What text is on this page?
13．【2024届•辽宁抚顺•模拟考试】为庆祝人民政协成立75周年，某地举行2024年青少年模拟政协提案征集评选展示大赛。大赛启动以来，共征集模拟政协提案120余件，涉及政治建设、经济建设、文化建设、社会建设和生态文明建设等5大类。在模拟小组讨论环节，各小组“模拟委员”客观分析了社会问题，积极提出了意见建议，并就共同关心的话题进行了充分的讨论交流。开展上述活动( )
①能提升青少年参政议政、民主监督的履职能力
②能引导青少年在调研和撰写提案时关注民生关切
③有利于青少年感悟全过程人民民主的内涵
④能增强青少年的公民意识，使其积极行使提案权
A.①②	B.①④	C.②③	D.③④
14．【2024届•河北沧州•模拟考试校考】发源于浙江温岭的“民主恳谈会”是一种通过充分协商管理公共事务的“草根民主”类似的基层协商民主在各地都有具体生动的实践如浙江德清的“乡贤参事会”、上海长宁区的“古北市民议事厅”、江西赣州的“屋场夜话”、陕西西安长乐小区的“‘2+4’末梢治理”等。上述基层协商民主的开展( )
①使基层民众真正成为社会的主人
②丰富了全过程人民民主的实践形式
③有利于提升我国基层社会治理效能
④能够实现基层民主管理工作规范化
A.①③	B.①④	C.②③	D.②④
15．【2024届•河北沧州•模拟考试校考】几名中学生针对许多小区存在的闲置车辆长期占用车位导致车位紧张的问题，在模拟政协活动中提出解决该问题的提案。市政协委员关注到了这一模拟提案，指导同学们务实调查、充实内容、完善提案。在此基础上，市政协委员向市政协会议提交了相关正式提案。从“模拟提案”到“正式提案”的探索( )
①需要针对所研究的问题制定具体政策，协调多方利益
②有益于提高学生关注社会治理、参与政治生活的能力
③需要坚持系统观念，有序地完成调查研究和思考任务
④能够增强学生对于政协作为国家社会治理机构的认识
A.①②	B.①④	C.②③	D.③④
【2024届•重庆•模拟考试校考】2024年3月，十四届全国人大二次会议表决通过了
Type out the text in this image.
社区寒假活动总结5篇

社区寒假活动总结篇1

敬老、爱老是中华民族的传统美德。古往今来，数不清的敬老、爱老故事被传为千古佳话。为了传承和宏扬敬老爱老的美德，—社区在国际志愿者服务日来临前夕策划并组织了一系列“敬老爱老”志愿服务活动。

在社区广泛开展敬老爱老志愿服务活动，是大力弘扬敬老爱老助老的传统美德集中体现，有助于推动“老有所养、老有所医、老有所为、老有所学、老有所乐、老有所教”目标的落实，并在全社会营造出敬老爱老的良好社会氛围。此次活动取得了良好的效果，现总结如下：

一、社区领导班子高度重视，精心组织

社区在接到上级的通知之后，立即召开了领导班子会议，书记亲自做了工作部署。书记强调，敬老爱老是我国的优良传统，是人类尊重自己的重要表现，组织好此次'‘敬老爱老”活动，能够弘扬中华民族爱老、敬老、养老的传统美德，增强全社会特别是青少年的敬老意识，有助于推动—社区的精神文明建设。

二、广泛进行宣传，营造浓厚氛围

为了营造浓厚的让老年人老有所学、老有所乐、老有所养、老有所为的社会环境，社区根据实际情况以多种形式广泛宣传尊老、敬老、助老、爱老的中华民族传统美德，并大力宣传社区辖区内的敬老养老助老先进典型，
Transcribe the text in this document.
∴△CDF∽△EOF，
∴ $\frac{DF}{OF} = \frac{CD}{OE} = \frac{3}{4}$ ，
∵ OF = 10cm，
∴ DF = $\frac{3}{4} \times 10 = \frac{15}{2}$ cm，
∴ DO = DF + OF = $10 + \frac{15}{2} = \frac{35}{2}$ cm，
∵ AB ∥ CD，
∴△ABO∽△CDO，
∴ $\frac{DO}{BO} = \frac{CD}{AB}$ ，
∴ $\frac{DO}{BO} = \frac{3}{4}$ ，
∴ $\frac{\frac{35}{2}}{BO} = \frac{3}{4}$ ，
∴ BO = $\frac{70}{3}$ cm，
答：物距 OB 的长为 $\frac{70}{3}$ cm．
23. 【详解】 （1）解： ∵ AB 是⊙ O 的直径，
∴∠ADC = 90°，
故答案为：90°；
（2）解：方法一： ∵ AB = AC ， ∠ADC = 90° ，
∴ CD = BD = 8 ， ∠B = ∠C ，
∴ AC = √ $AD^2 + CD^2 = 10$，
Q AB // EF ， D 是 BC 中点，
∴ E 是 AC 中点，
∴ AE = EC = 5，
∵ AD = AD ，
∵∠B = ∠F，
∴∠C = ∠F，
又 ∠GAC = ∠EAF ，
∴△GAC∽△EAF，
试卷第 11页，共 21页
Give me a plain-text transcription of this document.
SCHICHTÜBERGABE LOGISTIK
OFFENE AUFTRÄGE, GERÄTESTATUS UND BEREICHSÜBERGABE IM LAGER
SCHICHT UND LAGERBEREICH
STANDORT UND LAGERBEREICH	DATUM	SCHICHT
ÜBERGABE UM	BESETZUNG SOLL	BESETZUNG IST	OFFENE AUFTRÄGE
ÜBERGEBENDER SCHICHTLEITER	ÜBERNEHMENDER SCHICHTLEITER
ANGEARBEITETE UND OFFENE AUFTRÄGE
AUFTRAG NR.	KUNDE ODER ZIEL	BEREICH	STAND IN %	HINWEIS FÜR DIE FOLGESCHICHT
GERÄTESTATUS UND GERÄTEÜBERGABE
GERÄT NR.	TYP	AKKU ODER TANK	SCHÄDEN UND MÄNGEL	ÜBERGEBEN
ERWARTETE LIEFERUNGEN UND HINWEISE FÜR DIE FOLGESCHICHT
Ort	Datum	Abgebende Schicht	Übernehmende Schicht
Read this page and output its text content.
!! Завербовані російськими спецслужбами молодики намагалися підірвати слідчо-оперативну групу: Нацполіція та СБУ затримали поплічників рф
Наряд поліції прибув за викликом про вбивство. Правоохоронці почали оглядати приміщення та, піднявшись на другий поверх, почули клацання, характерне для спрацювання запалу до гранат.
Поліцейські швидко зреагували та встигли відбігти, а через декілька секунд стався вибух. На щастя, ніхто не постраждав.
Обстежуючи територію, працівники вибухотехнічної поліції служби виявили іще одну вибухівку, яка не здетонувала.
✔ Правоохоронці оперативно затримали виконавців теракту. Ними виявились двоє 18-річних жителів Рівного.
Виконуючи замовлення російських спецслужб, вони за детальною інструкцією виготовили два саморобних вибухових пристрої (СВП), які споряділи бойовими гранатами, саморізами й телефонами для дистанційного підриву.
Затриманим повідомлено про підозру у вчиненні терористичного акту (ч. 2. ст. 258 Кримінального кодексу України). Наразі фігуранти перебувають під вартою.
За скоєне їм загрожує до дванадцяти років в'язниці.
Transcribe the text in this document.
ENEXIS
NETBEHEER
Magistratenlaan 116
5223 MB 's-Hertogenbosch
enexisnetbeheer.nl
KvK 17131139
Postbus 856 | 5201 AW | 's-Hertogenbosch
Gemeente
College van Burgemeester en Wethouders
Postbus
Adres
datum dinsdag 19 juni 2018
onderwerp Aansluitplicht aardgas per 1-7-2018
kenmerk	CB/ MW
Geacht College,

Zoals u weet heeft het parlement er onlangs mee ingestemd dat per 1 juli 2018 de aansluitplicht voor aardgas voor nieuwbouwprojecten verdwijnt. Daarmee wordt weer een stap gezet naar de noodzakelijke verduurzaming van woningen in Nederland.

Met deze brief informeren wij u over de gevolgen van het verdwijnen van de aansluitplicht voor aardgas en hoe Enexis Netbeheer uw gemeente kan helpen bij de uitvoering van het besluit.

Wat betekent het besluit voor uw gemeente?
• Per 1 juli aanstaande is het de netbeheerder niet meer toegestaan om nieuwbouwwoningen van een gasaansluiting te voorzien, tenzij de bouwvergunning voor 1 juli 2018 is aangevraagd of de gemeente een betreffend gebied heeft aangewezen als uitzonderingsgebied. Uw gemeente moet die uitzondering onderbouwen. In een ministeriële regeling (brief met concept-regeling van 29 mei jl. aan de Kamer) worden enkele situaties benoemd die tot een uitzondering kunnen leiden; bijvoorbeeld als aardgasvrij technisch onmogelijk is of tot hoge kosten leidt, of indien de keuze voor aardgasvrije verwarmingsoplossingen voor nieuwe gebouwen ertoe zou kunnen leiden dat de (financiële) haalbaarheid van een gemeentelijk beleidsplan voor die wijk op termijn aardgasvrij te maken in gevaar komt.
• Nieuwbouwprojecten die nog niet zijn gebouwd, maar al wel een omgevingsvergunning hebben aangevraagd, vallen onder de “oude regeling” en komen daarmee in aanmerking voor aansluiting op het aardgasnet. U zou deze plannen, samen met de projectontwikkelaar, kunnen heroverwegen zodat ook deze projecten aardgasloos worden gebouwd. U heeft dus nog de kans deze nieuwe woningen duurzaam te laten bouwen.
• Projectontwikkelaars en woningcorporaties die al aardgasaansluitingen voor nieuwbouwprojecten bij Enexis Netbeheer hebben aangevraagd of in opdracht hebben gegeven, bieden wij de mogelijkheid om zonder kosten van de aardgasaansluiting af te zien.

════════════════

■ INSTRUCTION
Find the lines containing "Правоохоронці" and list every one of them.

■ THE REPLY
Наряд поліції прибув за викликом про вбивство. Правоохоронці почали оглядати приміщення та, піднявшись на другий поверх, почули клацання, характерне для спрацювання запалу до гранат.
✔ Правоохоронці оперативно затримали виконавців теракту. Ними виявились двоє 18-річних жителів Рівного.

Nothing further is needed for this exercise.